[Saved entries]
· · · ·
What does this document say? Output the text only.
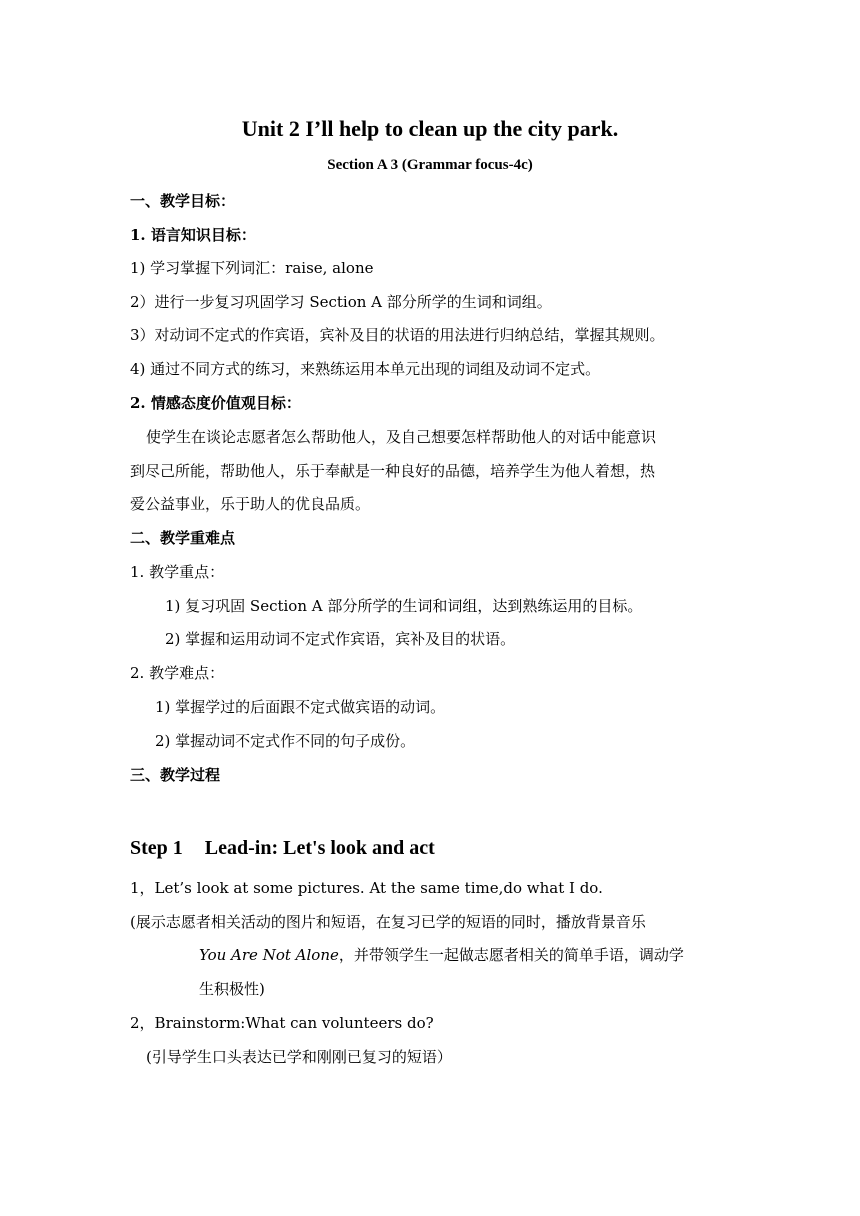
Unit 2 I’ll help to clean up the city park.
Section A 3 (Grammar focus-4c)
一、教学目标：
1. 语言知识目标：
1) 学习掌握下列词汇：raise, alone
2）进行一步复习巩固学习 Section A 部分所学的生词和词组。
3）对动词不定式的作宾语，宾补及目的状语的用法进行归纳总结，掌握其规则。
4) 通过不同方式的练习，来熟练运用本单元出现的词组及动词不定式。
2. 情感态度价值观目标：
使学生在谈论志愿者怎么帮助他人，及自己想要怎样帮助他人的对话中能意识
到尽己所能，帮助他人，乐于奉献是一种良好的品德，培养学生为他人着想，热
爱公益事业，乐于助人的优良品质。
二、教学重难点
1. 教学重点：
1) 复习巩固 Section A 部分所学的生词和词组，达到熟练运用的目标。
2) 掌握和运用动词不定式作宾语，宾补及目的状语。
2. 教学难点：
1) 掌握学过的后面跟不定式做宾语的动词。
2) 掌握动词不定式作不同的句子成份。
三、教学过程
Step 1 Lead-in: Let's look and act
1，Let’s look at some pictures. At the same time,do what I do.
(展示志愿者相关活动的图片和短语，在复习已学的短语的同时，播放背景音乐
You Are Not Alone，并带领学生一起做志愿者相关的简单手语，调动学
生积极性)
2，Brainstorm:What can volunteers do?
(引导学生口头表达已学和刚刚已复习的短语）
· · · ·
§ **EXERCISE GOAL**: Return each line of the data that contains the string "Section".

§ **TASK RESPONSE**:
Section A 3 (Grammar focus-4c)
2）进行一步复习巩固学习 Section A 部分所学的生词和词组。
1) 复习巩固 Section A 部分所学的生词和词组，达到熟练运用的目标。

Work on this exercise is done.